§ **Description of the task**: Repeat the material below exactly, with no pictures.

§ **Entries shown**:
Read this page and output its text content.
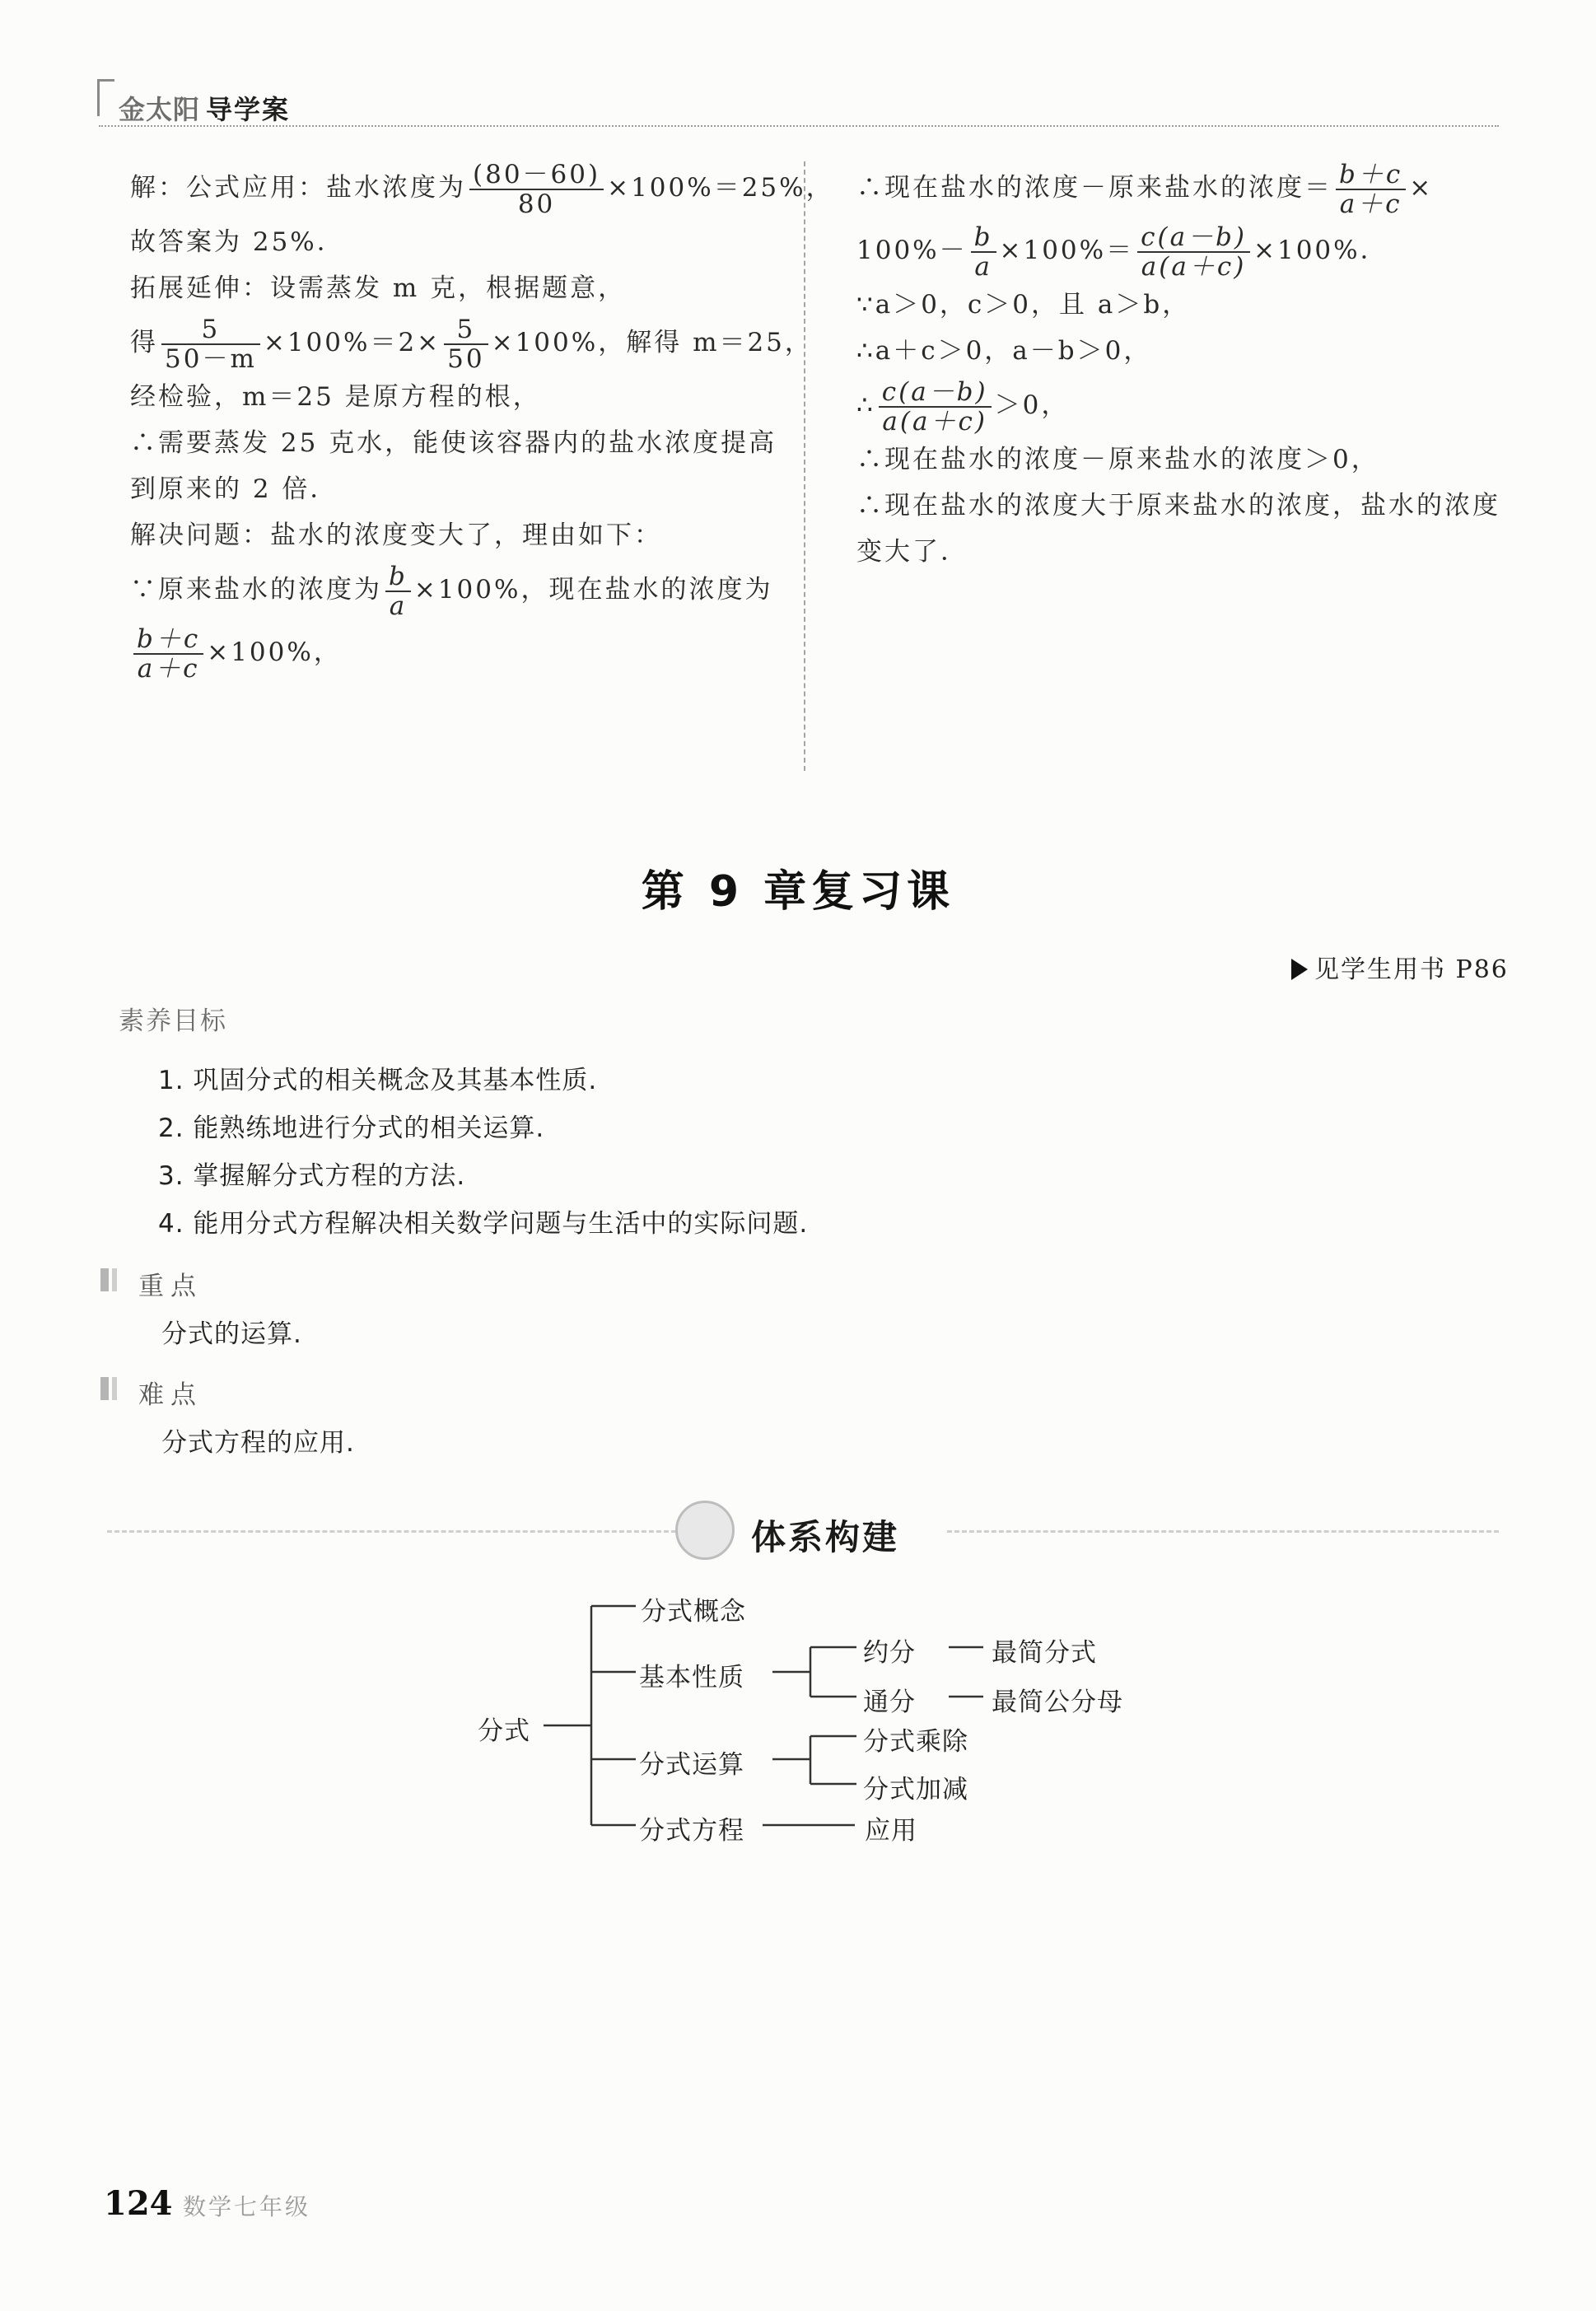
金太阳 导学案
解：公式应用：盐水浓度为 $\frac{(80-60)}{80} \times 100\%=25\%$，
故答案为 25%．
拓展延伸：设需蒸发 m 克，根据题意，
得 $\frac{5}{50-m} \times 100\%=2\times \frac{5}{50} \times 100\%$，解得 m＝25，
经检验，m＝25 是原方程的根，
∴需要蒸发 25 克水，能使该容器内的盐水浓度提高
到原来的 2 倍．
解决问题：盐水的浓度变大了，理由如下：
∵原来盐水的浓度为 $\frac{b}{a} \times 100\%$，现在盐水的浓度为
$\frac{b+c}{a+c} \times 100\%$，
∴现在盐水的浓度－原来盐水的浓度＝ $\frac{b+c}{a+c}$ ×
$100\%- \frac{b}{a} \times 100\%= \frac{c(a-b)}{a(a+c)} \times 100\%$．
∵a＞0，c＞0，且 a＞b，
∴a＋c＞0，a－b＞0，
∴ $\frac{c(a-b)}{a(a+c)} >0$，
∴现在盐水的浓度－原来盐水的浓度＞0，
∴现在盐水的浓度大于原来盐水的浓度，盐水的浓度
变大了．
第 9 章复习课
见学生用书 P86
素养目标
1. 巩固分式的相关概念及其基本性质.
2. 能熟练地进行分式的相关运算.
3. 掌握解分式方程的方法.
4. 能用分式方程解决相关数学问题与生活中的实际问题.
重点
分式的运算.
难点
分式方程的应用.
体系构建
分式
分式概念
基本性质
分式运算
分式方程
约分	最简分式
通分	最简公分母
分式乘除
分式加减
应用
124 数学七年级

§ **Expected answer**:
Read this page and output its text content.
金太阳 导学案
解：公式应用：盐水浓度为 $\frac{(80-60)}{80} \times 100\%=25\%$，
故答案为 25%．
拓展延伸：设需蒸发 m 克，根据题意，
得 $\frac{5}{50-m} \times 100\%=2\times \frac{5}{50} \times 100\%$，解得 m＝25，
经检验，m＝25 是原方程的根，
∴需要蒸发 25 克水，能使该容器内的盐水浓度提高
到原来的 2 倍．
解决问题：盐水的浓度变大了，理由如下：
∵原来盐水的浓度为 $\frac{b}{a} \times 100\%$，现在盐水的浓度为
$\frac{b+c}{a+c} \times 100\%$，
∴现在盐水的浓度－原来盐水的浓度＝ $\frac{b+c}{a+c}$ ×
$100\%- \frac{b}{a} \times 100\%= \frac{c(a-b)}{a(a+c)} \times 100\%$．
∵a＞0，c＞0，且 a＞b，
∴a＋c＞0，a－b＞0，
∴ $\frac{c(a-b)}{a(a+c)} >0$，
∴现在盐水的浓度－原来盐水的浓度＞0，
∴现在盐水的浓度大于原来盐水的浓度，盐水的浓度
变大了．
第 9 章复习课
见学生用书 P86
素养目标
1. 巩固分式的相关概念及其基本性质.
2. 能熟练地进行分式的相关运算.
3. 掌握解分式方程的方法.
4. 能用分式方程解决相关数学问题与生活中的实际问题.
重点
分式的运算.
难点
分式方程的应用.
体系构建
分式
分式概念
基本性质
分式运算
分式方程
约分	最简分式
通分	最简公分母
分式乘除
分式加减
应用
124 数学七年级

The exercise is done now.